I resti umani, datati tra il 1780 e il 1380 a.C., sono stati rinvenuti nella Grotta della Monaca, sui monti dell’Orsomarso, nel territorio di Sant’Agata d’Esaro, in provincia di Cosenza. I ricercatori hanno analizzato i genomi antichi estratti da ossa e denti di oltre venti individui sepolti nella grotta, uno dei siti più rilevanti della preistoria calabrese, utilizzato per millenni come miniera, rifugio e luogo di sepoltura.
«La nostra analisi mostra che la popolazione di Grotta della Monaca aveva forti affinità genetiche con le comunità della prima Età del Bronzo della Sicilia, ma si distingueva per l’assenza di influssi genetici orientali, presenti invece nelle popolazioni siciliane coeve», spiega Francesco Fontani, primo autore dello studio. «Questo suggerisce che, pur in contatto con l’altra sponda dello Stretto, la Calabria tirrenica seguì traiettorie culturali e demografiche autonome durante la preistoria».

Voci estratte:

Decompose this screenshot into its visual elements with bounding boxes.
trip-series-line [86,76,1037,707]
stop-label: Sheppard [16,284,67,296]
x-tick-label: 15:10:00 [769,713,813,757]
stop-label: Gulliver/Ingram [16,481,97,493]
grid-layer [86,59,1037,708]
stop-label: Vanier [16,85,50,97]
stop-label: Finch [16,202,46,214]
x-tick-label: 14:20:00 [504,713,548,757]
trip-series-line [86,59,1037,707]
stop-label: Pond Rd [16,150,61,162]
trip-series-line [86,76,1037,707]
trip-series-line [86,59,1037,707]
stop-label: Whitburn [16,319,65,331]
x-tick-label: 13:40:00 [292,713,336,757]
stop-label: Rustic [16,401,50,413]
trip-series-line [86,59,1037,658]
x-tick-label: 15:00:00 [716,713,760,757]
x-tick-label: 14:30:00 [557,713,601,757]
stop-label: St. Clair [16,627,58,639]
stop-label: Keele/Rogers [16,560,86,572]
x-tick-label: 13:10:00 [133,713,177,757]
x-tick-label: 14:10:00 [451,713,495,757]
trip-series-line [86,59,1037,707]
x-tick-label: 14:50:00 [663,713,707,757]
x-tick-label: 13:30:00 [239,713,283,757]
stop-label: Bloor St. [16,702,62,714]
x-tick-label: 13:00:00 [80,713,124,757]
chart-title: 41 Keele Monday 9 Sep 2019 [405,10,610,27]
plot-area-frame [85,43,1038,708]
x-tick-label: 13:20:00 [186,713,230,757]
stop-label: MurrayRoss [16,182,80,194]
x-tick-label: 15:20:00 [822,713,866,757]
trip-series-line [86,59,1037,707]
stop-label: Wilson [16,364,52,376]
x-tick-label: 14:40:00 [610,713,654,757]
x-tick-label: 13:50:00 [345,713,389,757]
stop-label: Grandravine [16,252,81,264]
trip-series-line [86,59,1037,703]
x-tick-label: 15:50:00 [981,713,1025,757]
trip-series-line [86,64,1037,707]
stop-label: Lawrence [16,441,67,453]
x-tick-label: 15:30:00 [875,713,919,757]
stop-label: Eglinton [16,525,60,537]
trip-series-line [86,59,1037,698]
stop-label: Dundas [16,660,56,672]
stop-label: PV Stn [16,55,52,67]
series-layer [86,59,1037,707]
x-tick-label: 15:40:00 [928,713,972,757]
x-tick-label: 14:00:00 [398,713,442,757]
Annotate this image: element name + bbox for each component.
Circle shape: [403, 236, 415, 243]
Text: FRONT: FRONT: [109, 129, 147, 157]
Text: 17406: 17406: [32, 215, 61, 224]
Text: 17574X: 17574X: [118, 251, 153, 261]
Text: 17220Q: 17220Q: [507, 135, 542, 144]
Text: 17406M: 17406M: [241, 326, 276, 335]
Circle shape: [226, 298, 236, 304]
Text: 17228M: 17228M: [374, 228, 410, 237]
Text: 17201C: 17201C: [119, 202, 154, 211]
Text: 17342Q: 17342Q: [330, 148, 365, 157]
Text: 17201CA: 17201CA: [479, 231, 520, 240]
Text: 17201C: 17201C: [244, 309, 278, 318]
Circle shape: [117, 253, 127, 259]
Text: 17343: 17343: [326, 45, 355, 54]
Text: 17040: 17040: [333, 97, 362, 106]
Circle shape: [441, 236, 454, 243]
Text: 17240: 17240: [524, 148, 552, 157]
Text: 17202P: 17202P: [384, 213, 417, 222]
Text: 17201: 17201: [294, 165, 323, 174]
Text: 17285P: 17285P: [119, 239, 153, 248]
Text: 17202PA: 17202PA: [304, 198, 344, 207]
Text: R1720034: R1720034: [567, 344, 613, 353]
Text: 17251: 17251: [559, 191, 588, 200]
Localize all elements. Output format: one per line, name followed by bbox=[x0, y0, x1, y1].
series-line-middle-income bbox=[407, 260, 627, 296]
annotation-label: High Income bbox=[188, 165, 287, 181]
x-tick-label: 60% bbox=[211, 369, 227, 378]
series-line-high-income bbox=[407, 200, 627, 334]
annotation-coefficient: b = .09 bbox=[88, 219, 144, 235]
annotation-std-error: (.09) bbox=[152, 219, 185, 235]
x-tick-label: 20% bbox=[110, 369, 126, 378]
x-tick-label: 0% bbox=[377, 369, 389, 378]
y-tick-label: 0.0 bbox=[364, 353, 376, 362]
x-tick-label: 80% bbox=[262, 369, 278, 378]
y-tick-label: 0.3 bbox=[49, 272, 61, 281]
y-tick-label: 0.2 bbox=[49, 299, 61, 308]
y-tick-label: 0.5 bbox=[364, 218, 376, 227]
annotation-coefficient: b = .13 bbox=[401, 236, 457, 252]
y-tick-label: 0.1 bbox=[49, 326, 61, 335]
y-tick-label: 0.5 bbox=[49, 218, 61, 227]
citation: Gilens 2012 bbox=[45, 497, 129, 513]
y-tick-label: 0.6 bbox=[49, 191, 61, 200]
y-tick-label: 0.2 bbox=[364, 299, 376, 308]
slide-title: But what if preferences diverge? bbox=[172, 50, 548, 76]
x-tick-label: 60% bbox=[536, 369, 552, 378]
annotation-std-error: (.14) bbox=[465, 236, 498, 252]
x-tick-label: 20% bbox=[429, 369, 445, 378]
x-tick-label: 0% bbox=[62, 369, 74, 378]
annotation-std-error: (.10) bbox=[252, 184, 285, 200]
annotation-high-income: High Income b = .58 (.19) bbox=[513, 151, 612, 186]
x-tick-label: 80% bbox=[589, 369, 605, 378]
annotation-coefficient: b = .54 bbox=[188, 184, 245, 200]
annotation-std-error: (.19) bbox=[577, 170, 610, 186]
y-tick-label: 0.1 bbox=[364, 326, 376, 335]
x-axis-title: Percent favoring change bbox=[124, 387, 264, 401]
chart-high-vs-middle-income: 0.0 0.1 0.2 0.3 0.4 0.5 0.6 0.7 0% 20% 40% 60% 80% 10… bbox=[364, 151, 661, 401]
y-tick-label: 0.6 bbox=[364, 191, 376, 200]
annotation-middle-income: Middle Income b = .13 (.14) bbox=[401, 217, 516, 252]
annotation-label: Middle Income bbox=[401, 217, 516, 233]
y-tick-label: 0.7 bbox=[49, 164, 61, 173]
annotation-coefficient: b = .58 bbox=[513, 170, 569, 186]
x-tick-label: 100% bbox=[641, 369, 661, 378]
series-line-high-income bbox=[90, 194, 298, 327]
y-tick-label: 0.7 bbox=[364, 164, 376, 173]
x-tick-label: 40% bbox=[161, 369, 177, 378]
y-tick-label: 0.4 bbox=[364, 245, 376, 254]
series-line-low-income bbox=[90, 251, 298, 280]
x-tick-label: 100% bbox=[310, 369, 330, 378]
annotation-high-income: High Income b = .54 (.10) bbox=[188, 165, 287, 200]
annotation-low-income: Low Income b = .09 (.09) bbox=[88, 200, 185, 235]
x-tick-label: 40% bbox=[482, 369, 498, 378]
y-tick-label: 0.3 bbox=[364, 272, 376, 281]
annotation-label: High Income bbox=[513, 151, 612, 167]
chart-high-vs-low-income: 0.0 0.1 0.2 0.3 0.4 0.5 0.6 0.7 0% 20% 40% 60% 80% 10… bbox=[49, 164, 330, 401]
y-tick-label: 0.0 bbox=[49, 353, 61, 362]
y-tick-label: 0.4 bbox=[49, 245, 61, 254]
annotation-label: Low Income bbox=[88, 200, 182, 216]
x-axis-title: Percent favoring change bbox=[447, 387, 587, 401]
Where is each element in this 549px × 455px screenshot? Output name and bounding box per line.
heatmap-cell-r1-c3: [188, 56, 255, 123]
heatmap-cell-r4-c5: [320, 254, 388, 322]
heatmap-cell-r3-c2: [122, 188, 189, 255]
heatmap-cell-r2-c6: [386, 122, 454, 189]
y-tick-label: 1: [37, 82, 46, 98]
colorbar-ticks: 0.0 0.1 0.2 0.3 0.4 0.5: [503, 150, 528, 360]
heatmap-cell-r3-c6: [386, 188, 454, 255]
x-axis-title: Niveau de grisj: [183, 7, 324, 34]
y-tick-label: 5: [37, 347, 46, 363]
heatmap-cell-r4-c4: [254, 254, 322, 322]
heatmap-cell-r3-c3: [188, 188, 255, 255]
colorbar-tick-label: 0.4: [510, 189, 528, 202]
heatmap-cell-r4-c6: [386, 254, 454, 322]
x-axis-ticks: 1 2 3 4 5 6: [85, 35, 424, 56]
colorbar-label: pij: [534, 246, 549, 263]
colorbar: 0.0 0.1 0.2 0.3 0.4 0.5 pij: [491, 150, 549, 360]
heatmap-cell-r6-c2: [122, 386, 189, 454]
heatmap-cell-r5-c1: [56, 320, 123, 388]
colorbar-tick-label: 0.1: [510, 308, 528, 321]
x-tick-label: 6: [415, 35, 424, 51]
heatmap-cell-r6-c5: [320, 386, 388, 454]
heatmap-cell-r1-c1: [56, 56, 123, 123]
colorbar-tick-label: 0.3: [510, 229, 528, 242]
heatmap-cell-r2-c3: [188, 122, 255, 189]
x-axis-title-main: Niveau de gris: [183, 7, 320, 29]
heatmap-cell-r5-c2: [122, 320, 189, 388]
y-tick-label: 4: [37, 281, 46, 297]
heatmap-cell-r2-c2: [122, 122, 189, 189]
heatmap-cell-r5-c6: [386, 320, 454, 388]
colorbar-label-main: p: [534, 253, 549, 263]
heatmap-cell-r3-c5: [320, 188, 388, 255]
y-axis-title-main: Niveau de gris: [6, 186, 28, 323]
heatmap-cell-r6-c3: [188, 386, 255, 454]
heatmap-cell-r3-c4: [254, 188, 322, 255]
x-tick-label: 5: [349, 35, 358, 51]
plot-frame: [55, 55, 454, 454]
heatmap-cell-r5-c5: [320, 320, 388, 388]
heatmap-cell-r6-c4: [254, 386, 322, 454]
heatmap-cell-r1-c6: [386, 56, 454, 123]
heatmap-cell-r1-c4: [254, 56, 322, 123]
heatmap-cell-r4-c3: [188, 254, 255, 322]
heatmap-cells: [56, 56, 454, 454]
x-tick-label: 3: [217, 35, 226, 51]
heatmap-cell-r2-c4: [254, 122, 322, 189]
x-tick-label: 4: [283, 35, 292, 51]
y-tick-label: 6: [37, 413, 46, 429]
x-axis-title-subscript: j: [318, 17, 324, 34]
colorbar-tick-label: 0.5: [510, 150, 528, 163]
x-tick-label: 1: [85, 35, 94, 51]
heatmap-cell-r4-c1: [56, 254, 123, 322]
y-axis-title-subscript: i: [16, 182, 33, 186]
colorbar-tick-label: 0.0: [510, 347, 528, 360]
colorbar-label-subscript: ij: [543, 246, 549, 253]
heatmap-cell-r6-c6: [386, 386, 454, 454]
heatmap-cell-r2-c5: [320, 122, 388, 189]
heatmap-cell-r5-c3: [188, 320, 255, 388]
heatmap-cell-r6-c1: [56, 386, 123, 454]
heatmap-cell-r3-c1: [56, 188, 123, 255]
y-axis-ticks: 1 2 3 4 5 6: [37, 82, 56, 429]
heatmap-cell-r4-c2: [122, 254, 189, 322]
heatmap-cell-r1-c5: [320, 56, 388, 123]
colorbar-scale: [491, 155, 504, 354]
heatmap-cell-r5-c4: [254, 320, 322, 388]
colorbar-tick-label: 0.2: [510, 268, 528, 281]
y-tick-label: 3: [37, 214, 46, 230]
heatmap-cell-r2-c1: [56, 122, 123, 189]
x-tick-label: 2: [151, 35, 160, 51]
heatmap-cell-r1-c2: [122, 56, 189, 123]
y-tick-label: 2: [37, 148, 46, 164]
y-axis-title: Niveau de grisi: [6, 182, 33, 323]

Attività da svolgere:
1. Estrai parola per parola dal brano sulla Grotta della Monaca il passo che comincia con "I resti umani, datati" e va avanti fino a "luogo di sepoltura.".
2. Elenca tutti gli usi che, secondo il brano sulla Grotta della Monaca, ha avuto la grotta nel corso dei millenni.
Le voci non servono a nulla in questo esercizio.

Soluzioni:
1.
I resti umani, datati tra il 1780 e il 1380 a.C., sono stati rinvenuti nella Grotta della Monaca, sui monti dell’Orsomarso, nel territorio di Sant’Agata d’Esaro, in provincia di Cosenza. I ricercatori hanno analizzato i genomi antichi estratti da ossa e denti di oltre venti individui sepolti nella grotta, uno dei siti più rilevanti della preistoria calabrese, utilizzato per millenni come miniera, rifugio e luogo di sepoltura.

2.
- miniera
- rifugio
- luogo di sepoltura